Go through the data below. Pull out every line that has the word "this".

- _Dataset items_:
#####

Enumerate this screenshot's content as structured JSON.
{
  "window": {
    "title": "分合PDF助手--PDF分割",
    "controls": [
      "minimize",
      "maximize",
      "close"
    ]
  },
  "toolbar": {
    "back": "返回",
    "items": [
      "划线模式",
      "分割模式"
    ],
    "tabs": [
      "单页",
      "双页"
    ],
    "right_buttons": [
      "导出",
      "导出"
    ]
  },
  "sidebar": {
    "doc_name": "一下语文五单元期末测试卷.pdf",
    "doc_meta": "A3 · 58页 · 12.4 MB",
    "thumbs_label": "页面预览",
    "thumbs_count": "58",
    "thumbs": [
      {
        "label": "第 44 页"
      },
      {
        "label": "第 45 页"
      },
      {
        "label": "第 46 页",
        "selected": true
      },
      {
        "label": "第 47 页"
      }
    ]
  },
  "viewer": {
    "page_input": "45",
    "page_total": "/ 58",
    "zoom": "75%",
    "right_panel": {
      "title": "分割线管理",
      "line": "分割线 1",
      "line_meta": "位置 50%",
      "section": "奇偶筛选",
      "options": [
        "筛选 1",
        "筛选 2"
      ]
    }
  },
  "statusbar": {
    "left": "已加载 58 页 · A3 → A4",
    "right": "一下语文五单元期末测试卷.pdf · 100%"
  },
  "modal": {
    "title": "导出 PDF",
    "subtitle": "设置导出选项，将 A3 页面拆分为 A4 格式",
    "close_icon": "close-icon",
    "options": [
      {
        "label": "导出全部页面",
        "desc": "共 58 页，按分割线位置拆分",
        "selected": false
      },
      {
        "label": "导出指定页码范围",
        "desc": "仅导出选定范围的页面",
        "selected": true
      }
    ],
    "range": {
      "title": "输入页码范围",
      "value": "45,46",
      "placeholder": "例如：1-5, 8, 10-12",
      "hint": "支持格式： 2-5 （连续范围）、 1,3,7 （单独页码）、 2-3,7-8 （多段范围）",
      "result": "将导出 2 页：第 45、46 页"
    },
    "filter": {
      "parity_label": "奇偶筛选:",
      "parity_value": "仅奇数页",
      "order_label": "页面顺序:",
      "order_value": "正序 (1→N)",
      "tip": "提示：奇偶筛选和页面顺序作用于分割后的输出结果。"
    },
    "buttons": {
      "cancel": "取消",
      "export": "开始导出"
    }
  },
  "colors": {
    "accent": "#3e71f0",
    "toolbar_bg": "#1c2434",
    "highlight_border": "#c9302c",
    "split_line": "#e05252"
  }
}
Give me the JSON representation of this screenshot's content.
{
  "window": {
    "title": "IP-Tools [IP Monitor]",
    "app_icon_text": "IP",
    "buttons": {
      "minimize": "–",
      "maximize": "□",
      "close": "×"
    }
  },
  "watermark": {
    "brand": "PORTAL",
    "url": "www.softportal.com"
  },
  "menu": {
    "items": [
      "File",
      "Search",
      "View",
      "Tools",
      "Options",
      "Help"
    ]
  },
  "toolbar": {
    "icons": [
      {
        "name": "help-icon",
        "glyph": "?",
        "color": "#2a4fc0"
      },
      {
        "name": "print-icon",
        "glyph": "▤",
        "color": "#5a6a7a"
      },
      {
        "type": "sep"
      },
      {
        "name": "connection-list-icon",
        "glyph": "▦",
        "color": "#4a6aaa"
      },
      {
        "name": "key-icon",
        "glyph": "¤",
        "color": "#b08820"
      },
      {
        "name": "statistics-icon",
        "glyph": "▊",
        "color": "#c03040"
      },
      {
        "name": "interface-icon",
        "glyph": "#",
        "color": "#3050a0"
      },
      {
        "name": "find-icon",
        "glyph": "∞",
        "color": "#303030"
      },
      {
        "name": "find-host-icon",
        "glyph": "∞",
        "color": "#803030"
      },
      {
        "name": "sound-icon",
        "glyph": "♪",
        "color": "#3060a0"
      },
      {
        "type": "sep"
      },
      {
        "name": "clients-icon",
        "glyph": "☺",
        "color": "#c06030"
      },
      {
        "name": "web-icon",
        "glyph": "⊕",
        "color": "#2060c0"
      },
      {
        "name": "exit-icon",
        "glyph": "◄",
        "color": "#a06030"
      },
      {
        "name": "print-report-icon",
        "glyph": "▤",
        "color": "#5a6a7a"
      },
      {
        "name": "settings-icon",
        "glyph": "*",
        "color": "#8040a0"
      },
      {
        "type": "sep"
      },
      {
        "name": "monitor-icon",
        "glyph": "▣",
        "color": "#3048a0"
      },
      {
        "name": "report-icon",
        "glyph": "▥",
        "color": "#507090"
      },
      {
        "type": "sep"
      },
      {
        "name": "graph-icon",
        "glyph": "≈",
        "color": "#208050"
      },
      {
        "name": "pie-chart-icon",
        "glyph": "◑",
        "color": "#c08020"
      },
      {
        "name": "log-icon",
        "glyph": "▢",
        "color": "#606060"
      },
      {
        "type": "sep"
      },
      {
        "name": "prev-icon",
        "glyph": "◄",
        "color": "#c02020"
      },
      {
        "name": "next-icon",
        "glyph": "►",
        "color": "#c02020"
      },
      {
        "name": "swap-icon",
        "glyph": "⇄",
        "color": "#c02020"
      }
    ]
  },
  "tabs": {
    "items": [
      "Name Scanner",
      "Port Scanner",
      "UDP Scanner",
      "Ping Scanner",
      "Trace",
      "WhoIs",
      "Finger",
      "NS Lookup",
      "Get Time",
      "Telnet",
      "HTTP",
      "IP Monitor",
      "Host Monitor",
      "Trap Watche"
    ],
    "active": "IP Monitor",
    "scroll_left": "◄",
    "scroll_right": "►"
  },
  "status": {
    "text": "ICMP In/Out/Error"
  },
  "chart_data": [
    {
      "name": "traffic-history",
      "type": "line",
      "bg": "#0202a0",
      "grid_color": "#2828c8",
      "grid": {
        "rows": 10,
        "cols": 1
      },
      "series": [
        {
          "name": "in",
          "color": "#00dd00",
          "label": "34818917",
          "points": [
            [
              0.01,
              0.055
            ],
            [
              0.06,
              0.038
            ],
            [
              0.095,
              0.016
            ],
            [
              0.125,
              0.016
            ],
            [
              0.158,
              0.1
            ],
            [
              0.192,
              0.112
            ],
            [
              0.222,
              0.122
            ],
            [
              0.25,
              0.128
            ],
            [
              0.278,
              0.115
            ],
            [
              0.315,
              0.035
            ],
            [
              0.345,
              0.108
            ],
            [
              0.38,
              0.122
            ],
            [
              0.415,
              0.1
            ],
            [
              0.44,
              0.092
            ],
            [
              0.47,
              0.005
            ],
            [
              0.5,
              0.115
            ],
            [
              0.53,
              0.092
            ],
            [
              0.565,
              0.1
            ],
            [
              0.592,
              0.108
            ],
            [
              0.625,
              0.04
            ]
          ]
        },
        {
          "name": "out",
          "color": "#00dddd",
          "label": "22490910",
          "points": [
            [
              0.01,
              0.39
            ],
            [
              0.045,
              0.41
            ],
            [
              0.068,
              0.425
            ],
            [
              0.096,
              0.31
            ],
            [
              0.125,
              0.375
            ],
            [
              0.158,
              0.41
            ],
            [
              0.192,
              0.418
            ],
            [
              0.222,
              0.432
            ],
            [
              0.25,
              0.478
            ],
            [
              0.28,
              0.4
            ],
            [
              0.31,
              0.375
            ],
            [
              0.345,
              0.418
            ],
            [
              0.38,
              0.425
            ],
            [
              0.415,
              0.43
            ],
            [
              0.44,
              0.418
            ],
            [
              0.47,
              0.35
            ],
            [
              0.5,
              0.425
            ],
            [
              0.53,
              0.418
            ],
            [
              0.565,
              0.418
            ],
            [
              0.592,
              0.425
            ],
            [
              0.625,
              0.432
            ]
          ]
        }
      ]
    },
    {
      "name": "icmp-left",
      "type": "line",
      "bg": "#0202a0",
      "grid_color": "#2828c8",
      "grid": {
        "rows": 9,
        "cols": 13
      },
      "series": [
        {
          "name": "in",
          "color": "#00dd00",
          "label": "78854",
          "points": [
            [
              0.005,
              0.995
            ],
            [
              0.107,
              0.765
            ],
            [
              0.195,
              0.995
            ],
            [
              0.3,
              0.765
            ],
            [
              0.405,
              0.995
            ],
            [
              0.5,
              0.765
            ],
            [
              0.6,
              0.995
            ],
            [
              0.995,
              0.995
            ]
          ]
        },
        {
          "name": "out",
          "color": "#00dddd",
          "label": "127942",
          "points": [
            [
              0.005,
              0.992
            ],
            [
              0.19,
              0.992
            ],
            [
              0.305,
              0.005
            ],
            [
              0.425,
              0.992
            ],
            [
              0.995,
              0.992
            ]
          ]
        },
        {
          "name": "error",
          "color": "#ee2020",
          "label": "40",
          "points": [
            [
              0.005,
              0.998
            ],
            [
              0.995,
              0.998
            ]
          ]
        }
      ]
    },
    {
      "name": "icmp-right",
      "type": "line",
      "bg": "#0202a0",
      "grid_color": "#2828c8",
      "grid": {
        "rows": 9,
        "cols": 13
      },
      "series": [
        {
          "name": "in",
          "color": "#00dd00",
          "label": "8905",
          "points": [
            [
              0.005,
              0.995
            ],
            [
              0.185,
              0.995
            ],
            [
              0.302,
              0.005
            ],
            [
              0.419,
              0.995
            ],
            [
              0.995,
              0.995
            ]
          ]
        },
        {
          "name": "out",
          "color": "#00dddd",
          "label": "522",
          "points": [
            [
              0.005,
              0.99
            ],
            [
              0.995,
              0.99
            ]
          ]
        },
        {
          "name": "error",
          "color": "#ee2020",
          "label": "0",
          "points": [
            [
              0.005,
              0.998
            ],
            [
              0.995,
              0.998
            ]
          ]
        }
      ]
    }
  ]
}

#####

- _Answer below_:
Enumerate this screenshot's content as structured JSON.
Give me the JSON representation of this screenshot's content.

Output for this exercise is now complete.